*Data extract:*
----------------
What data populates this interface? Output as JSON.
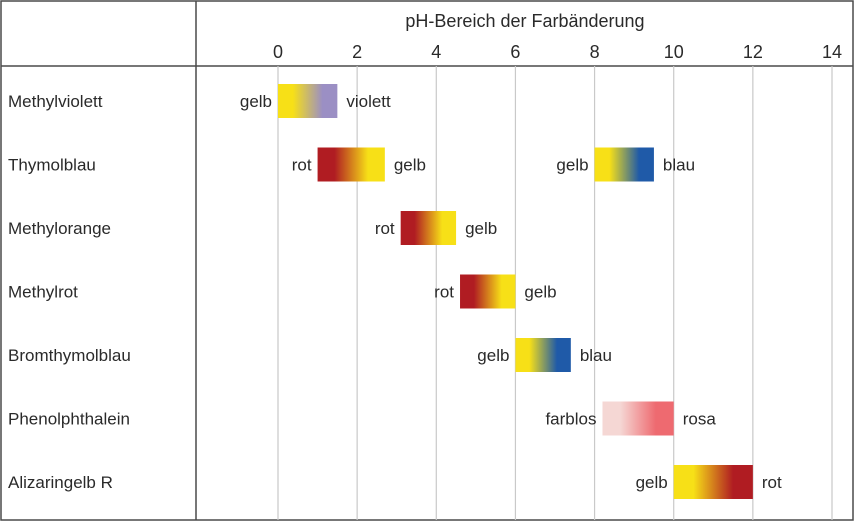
{
  "chart_data": {
    "type": "range-bar",
    "title": "pH-Bereich der Farbänderung",
    "xlabel": "pH-Bereich der Farbänderung",
    "xlim": [
      -2.1,
      14.2
    ],
    "xticks": [
      0,
      2,
      4,
      6,
      8,
      10,
      12,
      14
    ],
    "grid": true,
    "colors": {
      "gelb": "#f7e017",
      "violett": "#9b8fc4",
      "rot": "#b01c22",
      "blau": "#1f5aa8",
      "farblos": "#f5d7d4",
      "rosa": "#ee6a70"
    },
    "indicators": [
      {
        "name": "Methylviolett",
        "ranges": [
          {
            "from": 0.0,
            "to": 1.5,
            "from_label": "gelb",
            "to_label": "violett",
            "from_color": "#f7e017",
            "to_color": "#9b8fc4"
          }
        ]
      },
      {
        "name": "Thymolblau",
        "ranges": [
          {
            "from": 1.0,
            "to": 2.7,
            "from_label": "rot",
            "to_label": "gelb",
            "from_color": "#b01c22",
            "to_color": "#f7e017"
          },
          {
            "from": 8.0,
            "to": 9.5,
            "from_label": "gelb",
            "to_label": "blau",
            "from_color": "#f7e017",
            "to_color": "#1f5aa8"
          }
        ]
      },
      {
        "name": "Methylorange",
        "ranges": [
          {
            "from": 3.1,
            "to": 4.5,
            "from_label": "rot",
            "to_label": "gelb",
            "from_color": "#b01c22",
            "to_color": "#f7e017"
          }
        ]
      },
      {
        "name": "Methylrot",
        "ranges": [
          {
            "from": 4.6,
            "to": 6.0,
            "from_label": "rot",
            "to_label": "gelb",
            "from_color": "#b01c22",
            "to_color": "#f7e017"
          }
        ]
      },
      {
        "name": "Bromthymolblau",
        "ranges": [
          {
            "from": 6.0,
            "to": 7.4,
            "from_label": "gelb",
            "to_label": "blau",
            "from_color": "#f7e017",
            "to_color": "#1f5aa8"
          }
        ]
      },
      {
        "name": "Phenolphthalein",
        "ranges": [
          {
            "from": 8.2,
            "to": 10.0,
            "from_label": "farblos",
            "to_label": "rosa",
            "from_color": "#f5d7d4",
            "to_color": "#ee6a70"
          }
        ]
      },
      {
        "name": "Alizaringelb R",
        "ranges": [
          {
            "from": 10.0,
            "to": 12.0,
            "from_label": "gelb",
            "to_label": "rot",
            "from_color": "#f7e017",
            "to_color": "#b01c22"
          }
        ]
      }
    ]
  }
}
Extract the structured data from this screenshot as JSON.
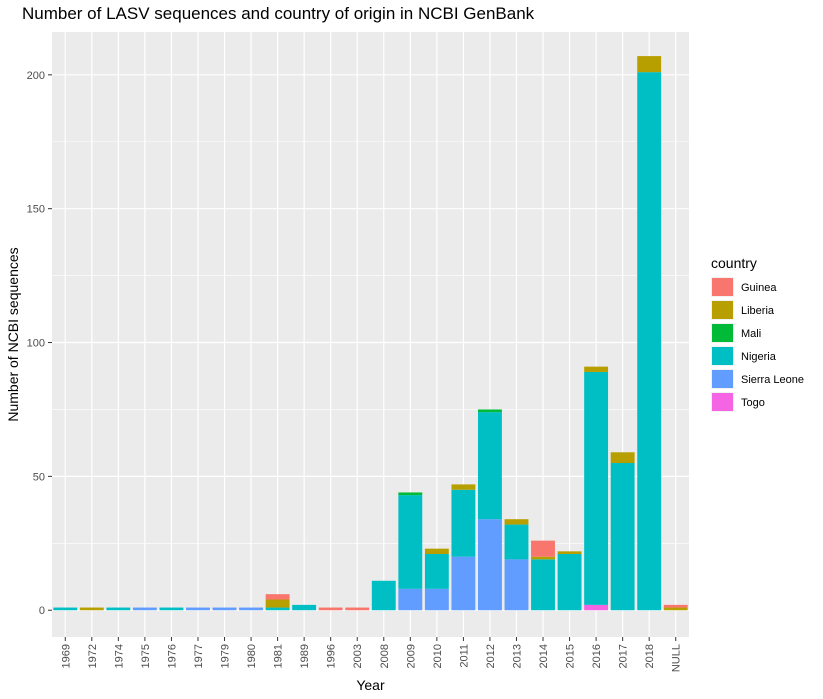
{
  "chart_data": {
    "type": "bar",
    "stacked": true,
    "title": "Number of LASV sequences and country of origin in NCBI GenBank",
    "xlabel": "Year",
    "ylabel": "Number of NCBI sequences",
    "ylim": [
      -10,
      216
    ],
    "yticks": [
      0,
      50,
      100,
      150,
      200
    ],
    "grid": true,
    "legend_title": "country",
    "legend_position": "right",
    "categories": [
      "1969",
      "1972",
      "1974",
      "1975",
      "1976",
      "1977",
      "1979",
      "1980",
      "1981",
      "1989",
      "1996",
      "2003",
      "2008",
      "2009",
      "2010",
      "2011",
      "2012",
      "2013",
      "2014",
      "2015",
      "2016",
      "2017",
      "2018",
      "NULL"
    ],
    "series": [
      {
        "name": "Togo",
        "color": "#F564E3",
        "values": [
          0,
          0,
          0,
          0,
          0,
          0,
          0,
          0,
          0,
          0,
          0,
          0,
          0,
          0,
          0,
          0,
          0,
          0,
          0,
          0,
          2,
          0,
          0,
          0
        ]
      },
      {
        "name": "Sierra Leone",
        "color": "#619CFF",
        "values": [
          0,
          0,
          0,
          1,
          0,
          1,
          1,
          1,
          0,
          0,
          0,
          0,
          0,
          8,
          8,
          20,
          34,
          19,
          0,
          0,
          0,
          0,
          0,
          0
        ]
      },
      {
        "name": "Nigeria",
        "color": "#00BFC4",
        "values": [
          1,
          0,
          1,
          0,
          1,
          0,
          0,
          0,
          1,
          2,
          0,
          0,
          11,
          35,
          13,
          25,
          40,
          13,
          19,
          21,
          87,
          55,
          201,
          0
        ]
      },
      {
        "name": "Mali",
        "color": "#00BA38",
        "values": [
          0,
          0,
          0,
          0,
          0,
          0,
          0,
          0,
          0,
          0,
          0,
          0,
          0,
          1,
          0,
          0,
          1,
          0,
          0,
          0,
          0,
          0,
          0,
          0
        ]
      },
      {
        "name": "Liberia",
        "color": "#B79F00",
        "values": [
          0,
          1,
          0,
          0,
          0,
          0,
          0,
          0,
          3,
          0,
          0,
          0,
          0,
          0,
          2,
          2,
          0,
          2,
          1,
          1,
          2,
          4,
          6,
          1
        ]
      },
      {
        "name": "Guinea",
        "color": "#F8766D",
        "values": [
          0,
          0,
          0,
          0,
          0,
          0,
          0,
          0,
          2,
          0,
          1,
          1,
          0,
          0,
          0,
          0,
          0,
          0,
          6,
          0,
          0,
          0,
          0,
          1
        ]
      }
    ],
    "legend_order": [
      "Guinea",
      "Liberia",
      "Mali",
      "Nigeria",
      "Sierra Leone",
      "Togo"
    ]
  }
}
----------------
*Request:* Reproduce the records verbatim, omitting all images they contain.

*Reply:*
What data populates this interface? Output as JSON.
{
  "chart_data": {
    "type": "range-bar",
    "title": "pH-Bereich der Farbänderung",
    "xlabel": "pH-Bereich der Farbänderung",
    "xlim": [
      -2.1,
      14.2
    ],
    "xticks": [
      0,
      2,
      4,
      6,
      8,
      10,
      12,
      14
    ],
    "grid": true,
    "colors": {
      "gelb": "#f7e017",
      "violett": "#9b8fc4",
      "rot": "#b01c22",
      "blau": "#1f5aa8",
      "farblos": "#f5d7d4",
      "rosa": "#ee6a70"
    },
    "indicators": [
      {
        "name": "Methylviolett",
        "ranges": [
          {
            "from": 0.0,
            "to": 1.5,
            "from_label": "gelb",
            "to_label": "violett",
            "from_color": "#f7e017",
            "to_color": "#9b8fc4"
          }
        ]
      },
      {
        "name": "Thymolblau",
        "ranges": [
          {
            "from": 1.0,
            "to": 2.7,
            "from_label": "rot",
            "to_label": "gelb",
            "from_color": "#b01c22",
            "to_color": "#f7e017"
          },
          {
            "from": 8.0,
            "to": 9.5,
            "from_label": "gelb",
            "to_label": "blau",
            "from_color": "#f7e017",
            "to_color": "#1f5aa8"
          }
        ]
      },
      {
        "name": "Methylorange",
        "ranges": [
          {
            "from": 3.1,
            "to": 4.5,
            "from_label": "rot",
            "to_label": "gelb",
            "from_color": "#b01c22",
            "to_color": "#f7e017"
          }
        ]
      },
      {
        "name": "Methylrot",
        "ranges": [
          {
            "from": 4.6,
            "to": 6.0,
            "from_label": "rot",
            "to_label": "gelb",
            "from_color": "#b01c22",
            "to_color": "#f7e017"
          }
        ]
      },
      {
        "name": "Bromthymolblau",
        "ranges": [
          {
            "from": 6.0,
            "to": 7.4,
            "from_label": "gelb",
            "to_label": "blau",
            "from_color": "#f7e017",
            "to_color": "#1f5aa8"
          }
        ]
      },
      {
        "name": "Phenolphthalein",
        "ranges": [
          {
            "from": 8.2,
            "to": 10.0,
            "from_label": "farblos",
            "to_label": "rosa",
            "from_color": "#f5d7d4",
            "to_color": "#ee6a70"
          }
        ]
      },
      {
        "name": "Alizaringelb R",
        "ranges": [
          {
            "from": 10.0,
            "to": 12.0,
            "from_label": "gelb",
            "to_label": "rot",
            "from_color": "#f7e017",
            "to_color": "#b01c22"
          }
        ]
      }
    ]
  }
}
Extract the structured data from this screenshot as JSON.
{
  "chart_data": {
    "type": "bar",
    "stacked": true,
    "title": "Number of LASV sequences and country of origin in NCBI GenBank",
    "xlabel": "Year",
    "ylabel": "Number of NCBI sequences",
    "ylim": [
      -10,
      216
    ],
    "yticks": [
      0,
      50,
      100,
      150,
      200
    ],
    "grid": true,
    "legend_title": "country",
    "legend_position": "right",
    "categories": [
      "1969",
      "1972",
      "1974",
      "1975",
      "1976",
      "1977",
      "1979",
      "1980",
      "1981",
      "1989",
      "1996",
      "2003",
      "2008",
      "2009",
      "2010",
      "2011",
      "2012",
      "2013",
      "2014",
      "2015",
      "2016",
      "2017",
      "2018",
      "NULL"
    ],
    "series": [
      {
        "name": "Togo",
        "color": "#F564E3",
        "values": [
          0,
          0,
          0,
          0,
          0,
          0,
          0,
          0,
          0,
          0,
          0,
          0,
          0,
          0,
          0,
          0,
          0,
          0,
          0,
          0,
          2,
          0,
          0,
          0
        ]
      },
      {
        "name": "Sierra Leone",
        "color": "#619CFF",
        "values": [
          0,
          0,
          0,
          1,
          0,
          1,
          1,
          1,
          0,
          0,
          0,
          0,
          0,
          8,
          8,
          20,
          34,
          19,
          0,
          0,
          0,
          0,
          0,
          0
        ]
      },
      {
        "name": "Nigeria",
        "color": "#00BFC4",
        "values": [
          1,
          0,
          1,
          0,
          1,
          0,
          0,
          0,
          1,
          2,
          0,
          0,
          11,
          35,
          13,
          25,
          40,
          13,
          19,
          21,
          87,
          55,
          201,
          0
        ]
      },
      {
        "name": "Mali",
        "color": "#00BA38",
        "values": [
          0,
          0,
          0,
          0,
          0,
          0,
          0,
          0,
          0,
          0,
          0,
          0,
          0,
          1,
          0,
          0,
          1,
          0,
          0,
          0,
          0,
          0,
          0,
          0
        ]
      },
      {
        "name": "Liberia",
        "color": "#B79F00",
        "values": [
          0,
          1,
          0,
          0,
          0,
          0,
          0,
          0,
          3,
          0,
          0,
          0,
          0,
          0,
          2,
          2,
          0,
          2,
          1,
          1,
          2,
          4,
          6,
          1
        ]
      },
      {
        "name": "Guinea",
        "color": "#F8766D",
        "values": [
          0,
          0,
          0,
          0,
          0,
          0,
          0,
          0,
          2,
          0,
          1,
          1,
          0,
          0,
          0,
          0,
          0,
          0,
          6,
          0,
          0,
          0,
          0,
          1
        ]
      }
    ],
    "legend_order": [
      "Guinea",
      "Liberia",
      "Mali",
      "Nigeria",
      "Sierra Leone",
      "Togo"
    ]
  }
}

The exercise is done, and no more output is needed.